**EXERCISE OBJECTIVE:** List each line holding the string "this".

----------------

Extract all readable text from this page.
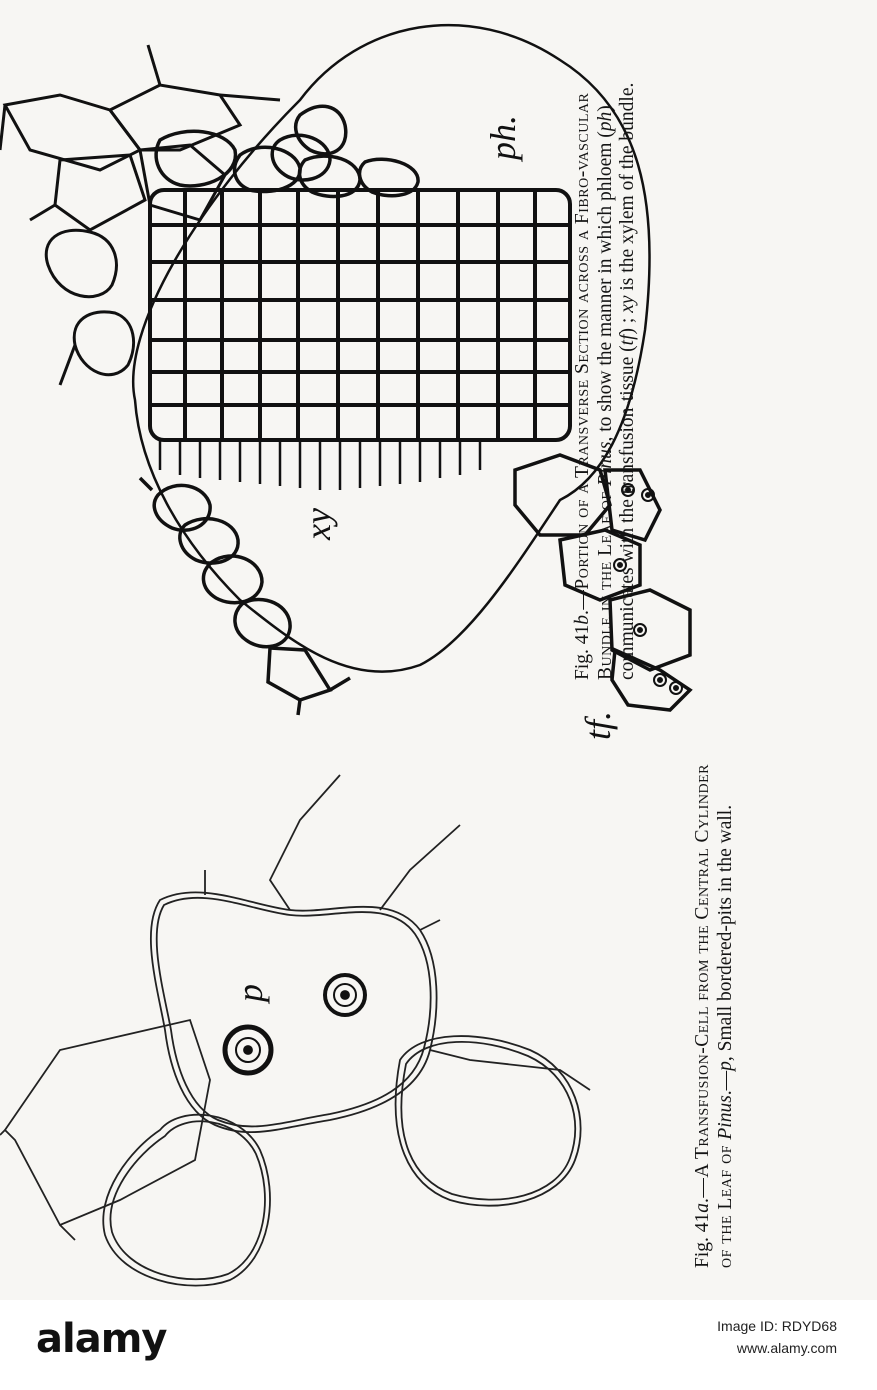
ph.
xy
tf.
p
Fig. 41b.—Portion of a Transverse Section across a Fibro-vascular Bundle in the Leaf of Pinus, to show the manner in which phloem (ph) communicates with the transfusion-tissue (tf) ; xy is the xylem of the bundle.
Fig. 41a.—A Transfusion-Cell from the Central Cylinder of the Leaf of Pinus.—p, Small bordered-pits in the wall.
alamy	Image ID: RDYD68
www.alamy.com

----------------

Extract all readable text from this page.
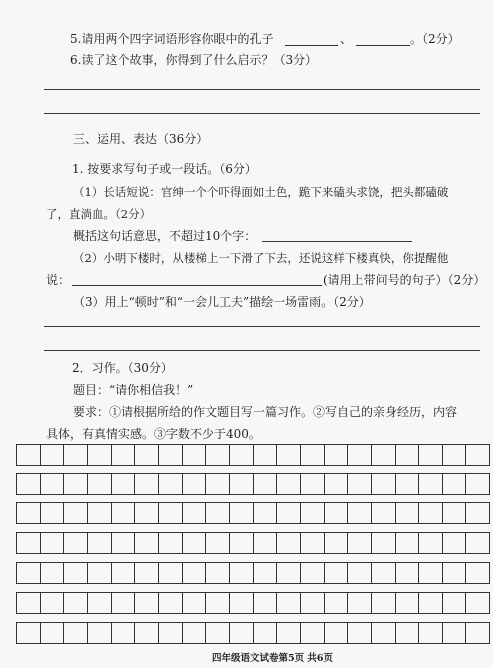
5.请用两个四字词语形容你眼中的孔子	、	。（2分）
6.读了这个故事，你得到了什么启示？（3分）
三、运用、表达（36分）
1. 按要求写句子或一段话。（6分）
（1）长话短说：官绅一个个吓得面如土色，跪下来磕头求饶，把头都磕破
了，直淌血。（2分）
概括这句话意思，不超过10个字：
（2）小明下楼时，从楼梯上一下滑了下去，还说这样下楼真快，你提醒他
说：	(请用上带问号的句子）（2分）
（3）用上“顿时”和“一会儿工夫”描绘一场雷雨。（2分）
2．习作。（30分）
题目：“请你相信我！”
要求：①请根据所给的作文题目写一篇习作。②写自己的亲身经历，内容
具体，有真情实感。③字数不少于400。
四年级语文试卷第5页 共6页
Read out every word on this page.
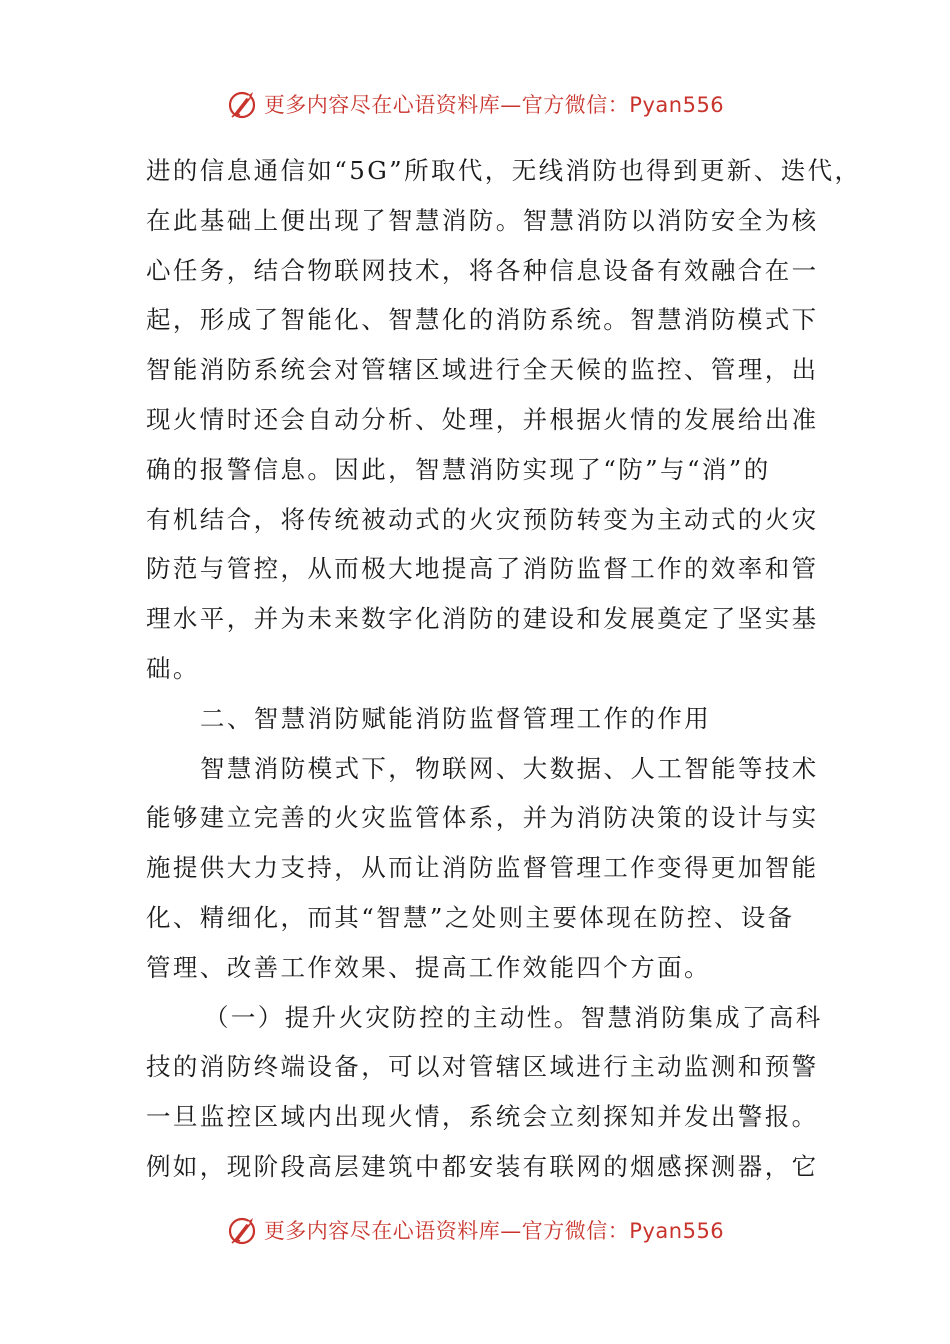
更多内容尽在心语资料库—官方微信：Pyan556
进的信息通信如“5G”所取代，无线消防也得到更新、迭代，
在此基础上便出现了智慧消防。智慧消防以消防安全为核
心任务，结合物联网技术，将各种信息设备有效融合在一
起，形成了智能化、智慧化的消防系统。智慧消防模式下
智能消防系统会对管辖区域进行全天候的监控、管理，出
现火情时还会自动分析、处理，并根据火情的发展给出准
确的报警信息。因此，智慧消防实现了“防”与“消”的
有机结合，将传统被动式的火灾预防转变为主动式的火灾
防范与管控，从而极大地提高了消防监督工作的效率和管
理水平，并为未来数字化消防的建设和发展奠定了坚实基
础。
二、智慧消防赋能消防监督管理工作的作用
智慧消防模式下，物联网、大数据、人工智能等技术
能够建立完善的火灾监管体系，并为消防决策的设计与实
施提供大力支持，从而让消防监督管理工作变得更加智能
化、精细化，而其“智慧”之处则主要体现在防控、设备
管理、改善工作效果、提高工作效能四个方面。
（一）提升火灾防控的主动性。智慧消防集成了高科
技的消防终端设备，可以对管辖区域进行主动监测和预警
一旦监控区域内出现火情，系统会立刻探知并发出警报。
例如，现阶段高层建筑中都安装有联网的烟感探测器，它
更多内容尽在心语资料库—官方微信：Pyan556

----------------

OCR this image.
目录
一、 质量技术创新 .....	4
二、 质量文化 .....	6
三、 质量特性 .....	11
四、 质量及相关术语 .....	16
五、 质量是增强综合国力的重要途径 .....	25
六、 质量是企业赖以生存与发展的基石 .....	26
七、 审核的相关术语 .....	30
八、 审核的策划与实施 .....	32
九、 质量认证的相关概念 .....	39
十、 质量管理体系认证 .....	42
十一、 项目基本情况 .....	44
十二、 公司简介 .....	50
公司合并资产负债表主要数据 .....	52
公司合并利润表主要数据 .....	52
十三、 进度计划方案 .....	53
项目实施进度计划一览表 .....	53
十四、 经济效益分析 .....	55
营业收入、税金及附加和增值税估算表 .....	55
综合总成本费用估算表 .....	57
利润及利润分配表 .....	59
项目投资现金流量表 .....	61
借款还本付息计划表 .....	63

----------------

**FINISHED EXERCISE:**
Extract all readable text from this page.
Extract all readable text from this page.
Read out every word on this page.
OCR this image.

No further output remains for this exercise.